Les sans-papiers du centre de rétention dorment sur le béton

Un centre de rétention en Guyane.   Avec la directive, la durée de la rétention sera de six mois maximum mais  peut être prolongée de douze mois si le retour est compliqué par un manque de coopération de l'intéressé ou de son pays d'origine.
 

		(Photo: Frédéric Farine/RFI)
Un centre de rétention en Guyane. Avec la directive, la durée de la rétention sera de six mois maximum mais peut être prolongée de douze mois si le retour est compliqué par un manque de coopération de l'intéressé ou de son pays d'origine.
(Photo: Frédéric Farine/RFI)
En France, dix-huit des vingt-cinq centres de rétention administrative ne répondent pas aux critères d’équipements obligatoires, selon un rapport de l’Inspection générale de l’administration (Iga) et des affaires sociales (Igas). Le centre de rétention de Guyane compte parmi les plus mauvais élèves.
Un centre de rétention en Guyane.   Avec la directive, la durée de la rétention sera de six mois maximum mais  peut être prolongée de douze mois si le retour est compliqué par un manque de coopération de l'intéressé ou de son pays d'origine.
 

		(Photo: Frédéric Farine/RFI)
Un centre de rétention en Guyane. Avec la directive, la durée de la rétention sera de six mois maximum mais peut être prolongée de douze mois si le retour est compliqué par un manque de coopération de l'intéressé ou de son pays d'origine.
(Photo: Frédéric Farine/RFI)
De notre correspondant à Cayenne

Autour, il reste un peu de forêt et de savane. L’aéroport de Rochambeau est à un kilomètre. Engoncé derrière ses grilles, le centre de rétention guyanais transpire l’exiguïté. Les personnes retenues, en attente d’une éventuelle reconduite à la frontière, y «dorment à même la paillasse en béton sans matelas», souligne le rapport des inspecteurs Iga-Igas dévoilé par le quotidien La Croix au mois d’août. A l’aéroport, Pierre Campa, directeur départemental de la Police de l’air et des frontières (Paf), justifie ce régime spartiate: «On ne trouve pas ça gênant puisqu’il y a deux ans nous avions acheté 60 matelas coûteux et il n’en reste aucun. Ils ont tous été déchirés: par les femmes retenues pour faire certains nettoyages que je ne détaillerai pas, par les hommes pour boucher les waters voire tout bonnement emmerder l’administration».

_Tâche à réaliser_: Modifiez le passage de l'article allant de « Les sans-papiers du » à « plus mauvais élèves. » en y remplaçant « Guyane » par « Guadeloupe ». Il n'est pas nécessaire de consulter les entrées.

_Liste des données_:
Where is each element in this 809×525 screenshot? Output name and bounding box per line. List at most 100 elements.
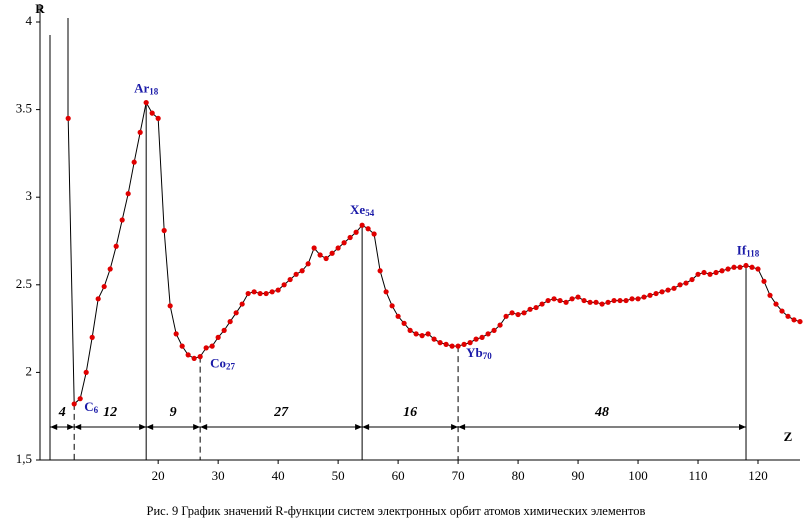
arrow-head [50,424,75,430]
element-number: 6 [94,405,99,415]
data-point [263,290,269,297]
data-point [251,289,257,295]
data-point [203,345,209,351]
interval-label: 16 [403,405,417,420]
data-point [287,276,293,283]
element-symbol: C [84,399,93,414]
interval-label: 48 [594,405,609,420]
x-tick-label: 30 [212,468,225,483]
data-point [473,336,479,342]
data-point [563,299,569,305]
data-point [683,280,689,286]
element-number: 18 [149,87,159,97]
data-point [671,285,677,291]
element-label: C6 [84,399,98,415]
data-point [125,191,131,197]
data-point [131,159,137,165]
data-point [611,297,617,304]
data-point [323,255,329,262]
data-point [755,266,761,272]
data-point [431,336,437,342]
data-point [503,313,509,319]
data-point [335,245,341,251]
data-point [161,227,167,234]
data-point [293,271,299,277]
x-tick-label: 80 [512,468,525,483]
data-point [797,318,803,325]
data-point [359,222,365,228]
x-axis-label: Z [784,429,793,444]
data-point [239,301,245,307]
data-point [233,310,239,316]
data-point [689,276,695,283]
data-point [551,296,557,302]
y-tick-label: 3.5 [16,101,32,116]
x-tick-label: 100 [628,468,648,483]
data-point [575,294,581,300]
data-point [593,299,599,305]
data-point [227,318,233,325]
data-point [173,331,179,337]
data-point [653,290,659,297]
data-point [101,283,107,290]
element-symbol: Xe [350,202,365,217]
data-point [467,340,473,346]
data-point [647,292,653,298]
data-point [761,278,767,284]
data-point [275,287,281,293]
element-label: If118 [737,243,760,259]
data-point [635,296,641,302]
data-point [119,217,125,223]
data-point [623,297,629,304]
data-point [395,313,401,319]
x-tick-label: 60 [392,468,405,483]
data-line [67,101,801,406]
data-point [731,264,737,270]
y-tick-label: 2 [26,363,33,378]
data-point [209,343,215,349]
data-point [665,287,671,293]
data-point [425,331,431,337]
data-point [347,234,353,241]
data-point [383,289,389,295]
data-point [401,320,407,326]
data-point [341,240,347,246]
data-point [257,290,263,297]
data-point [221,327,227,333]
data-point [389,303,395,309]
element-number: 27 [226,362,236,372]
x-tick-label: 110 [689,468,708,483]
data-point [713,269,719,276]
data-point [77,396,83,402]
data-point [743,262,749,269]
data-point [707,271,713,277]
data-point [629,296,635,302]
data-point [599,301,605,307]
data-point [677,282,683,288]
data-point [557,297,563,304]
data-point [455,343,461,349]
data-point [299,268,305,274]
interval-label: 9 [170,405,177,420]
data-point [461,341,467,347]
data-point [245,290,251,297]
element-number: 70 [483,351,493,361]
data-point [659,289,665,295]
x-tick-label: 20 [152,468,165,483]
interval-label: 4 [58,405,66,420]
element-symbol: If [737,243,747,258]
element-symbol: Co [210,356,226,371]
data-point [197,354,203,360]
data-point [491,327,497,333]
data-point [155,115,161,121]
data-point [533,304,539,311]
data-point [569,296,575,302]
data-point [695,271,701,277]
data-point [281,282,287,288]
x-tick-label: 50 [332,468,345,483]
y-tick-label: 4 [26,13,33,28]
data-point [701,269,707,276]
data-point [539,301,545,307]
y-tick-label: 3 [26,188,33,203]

...

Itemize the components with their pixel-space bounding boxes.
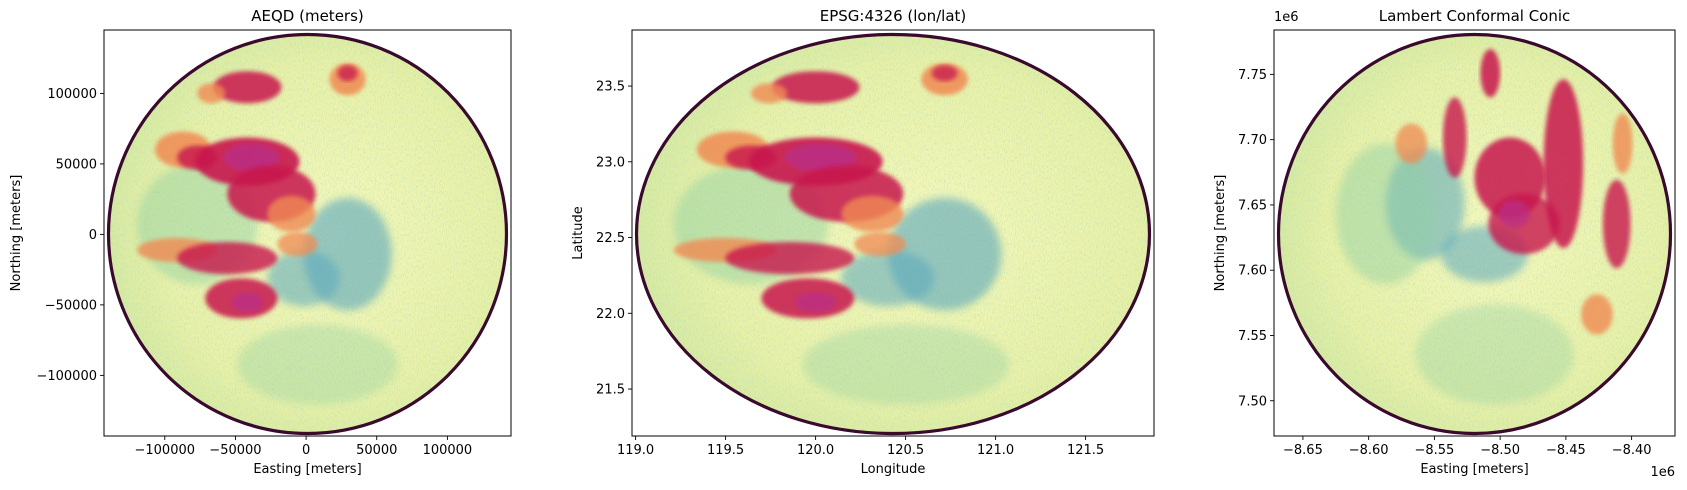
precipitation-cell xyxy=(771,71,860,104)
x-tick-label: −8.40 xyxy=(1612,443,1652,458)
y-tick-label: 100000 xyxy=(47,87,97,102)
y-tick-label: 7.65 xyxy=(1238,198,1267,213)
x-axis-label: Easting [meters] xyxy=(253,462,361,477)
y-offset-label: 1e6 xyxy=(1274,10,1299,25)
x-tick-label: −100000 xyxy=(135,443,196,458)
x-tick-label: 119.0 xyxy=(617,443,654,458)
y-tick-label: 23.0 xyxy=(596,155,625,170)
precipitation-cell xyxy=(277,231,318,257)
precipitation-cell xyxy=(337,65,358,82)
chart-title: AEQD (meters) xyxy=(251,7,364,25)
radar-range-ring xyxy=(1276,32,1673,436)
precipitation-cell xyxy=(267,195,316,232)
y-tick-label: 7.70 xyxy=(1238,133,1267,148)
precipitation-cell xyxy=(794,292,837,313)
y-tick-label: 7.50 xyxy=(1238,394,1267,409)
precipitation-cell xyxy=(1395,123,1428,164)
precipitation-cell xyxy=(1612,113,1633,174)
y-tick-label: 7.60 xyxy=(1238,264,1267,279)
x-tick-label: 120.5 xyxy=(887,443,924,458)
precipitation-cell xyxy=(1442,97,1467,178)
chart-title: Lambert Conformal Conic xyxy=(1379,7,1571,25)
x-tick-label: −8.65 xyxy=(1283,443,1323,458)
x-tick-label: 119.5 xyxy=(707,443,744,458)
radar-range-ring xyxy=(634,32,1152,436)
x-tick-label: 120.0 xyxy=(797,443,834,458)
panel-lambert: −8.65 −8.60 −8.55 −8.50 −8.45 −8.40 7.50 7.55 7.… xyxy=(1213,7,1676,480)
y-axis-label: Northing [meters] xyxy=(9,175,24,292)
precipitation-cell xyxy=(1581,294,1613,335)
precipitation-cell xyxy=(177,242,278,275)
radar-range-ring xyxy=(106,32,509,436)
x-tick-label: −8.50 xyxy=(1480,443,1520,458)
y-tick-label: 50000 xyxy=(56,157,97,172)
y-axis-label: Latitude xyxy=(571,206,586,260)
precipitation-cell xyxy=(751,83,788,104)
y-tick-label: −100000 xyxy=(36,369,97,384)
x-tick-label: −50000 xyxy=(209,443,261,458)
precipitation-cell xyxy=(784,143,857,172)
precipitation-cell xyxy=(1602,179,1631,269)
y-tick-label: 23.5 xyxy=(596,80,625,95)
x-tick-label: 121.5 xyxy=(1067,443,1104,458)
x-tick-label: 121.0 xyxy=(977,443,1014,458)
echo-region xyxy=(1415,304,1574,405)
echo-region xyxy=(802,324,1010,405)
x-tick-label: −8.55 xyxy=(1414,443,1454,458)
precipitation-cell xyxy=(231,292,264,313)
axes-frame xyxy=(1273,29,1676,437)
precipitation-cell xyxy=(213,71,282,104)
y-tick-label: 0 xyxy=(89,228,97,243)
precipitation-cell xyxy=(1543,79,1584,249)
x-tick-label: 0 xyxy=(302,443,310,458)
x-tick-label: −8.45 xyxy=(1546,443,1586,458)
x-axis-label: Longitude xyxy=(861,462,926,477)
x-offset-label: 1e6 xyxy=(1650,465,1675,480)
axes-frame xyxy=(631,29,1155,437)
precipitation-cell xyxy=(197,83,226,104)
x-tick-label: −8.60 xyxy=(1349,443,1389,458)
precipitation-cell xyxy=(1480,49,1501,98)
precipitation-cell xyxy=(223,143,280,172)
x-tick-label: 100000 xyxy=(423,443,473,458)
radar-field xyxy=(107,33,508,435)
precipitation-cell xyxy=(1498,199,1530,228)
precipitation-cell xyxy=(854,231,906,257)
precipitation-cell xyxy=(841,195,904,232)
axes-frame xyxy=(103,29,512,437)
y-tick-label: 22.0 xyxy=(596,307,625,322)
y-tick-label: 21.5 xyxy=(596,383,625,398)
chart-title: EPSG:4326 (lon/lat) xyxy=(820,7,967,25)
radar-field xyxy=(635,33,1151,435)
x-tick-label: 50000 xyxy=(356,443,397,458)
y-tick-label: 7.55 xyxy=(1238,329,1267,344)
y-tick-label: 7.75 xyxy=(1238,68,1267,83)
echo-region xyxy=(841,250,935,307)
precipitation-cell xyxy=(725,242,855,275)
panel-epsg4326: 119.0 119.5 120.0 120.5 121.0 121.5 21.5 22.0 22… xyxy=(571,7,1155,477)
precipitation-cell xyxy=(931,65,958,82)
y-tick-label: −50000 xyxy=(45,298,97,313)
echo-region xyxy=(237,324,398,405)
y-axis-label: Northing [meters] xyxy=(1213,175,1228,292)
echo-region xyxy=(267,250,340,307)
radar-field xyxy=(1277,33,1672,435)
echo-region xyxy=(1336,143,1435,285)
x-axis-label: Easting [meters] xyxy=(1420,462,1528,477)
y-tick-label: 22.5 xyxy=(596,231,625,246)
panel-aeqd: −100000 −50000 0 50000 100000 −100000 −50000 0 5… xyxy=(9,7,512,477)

_Résultat de la tâche_:
Les sans-papiers du centre de rétention dorment sur le béton

Un centre de rétention en Guadeloupe.   Avec la directive, la durée de la rétention sera de six mois maximum mais  peut être prolongée de douze mois si le retour est compliqué par un manque de coopération de l'intéressé ou de son pays d'origine.
 

		(Photo: Frédéric Farine/RFI)
Un centre de rétention en Guadeloupe. Avec la directive, la durée de la rétention sera de six mois maximum mais peut être prolongée de douze mois si le retour est compliqué par un manque de coopération de l'intéressé ou de son pays d'origine.
(Photo: Frédéric Farine/RFI)
En France, dix-huit des vingt-cinq centres de rétention administrative ne répondent pas aux critères d’équipements obligatoires, selon un rapport de l’Inspection générale de l’administration (Iga) et des affaires sociales (Igas). Le centre de rétention de Guadeloupe compte parmi les plus mauvais élèves.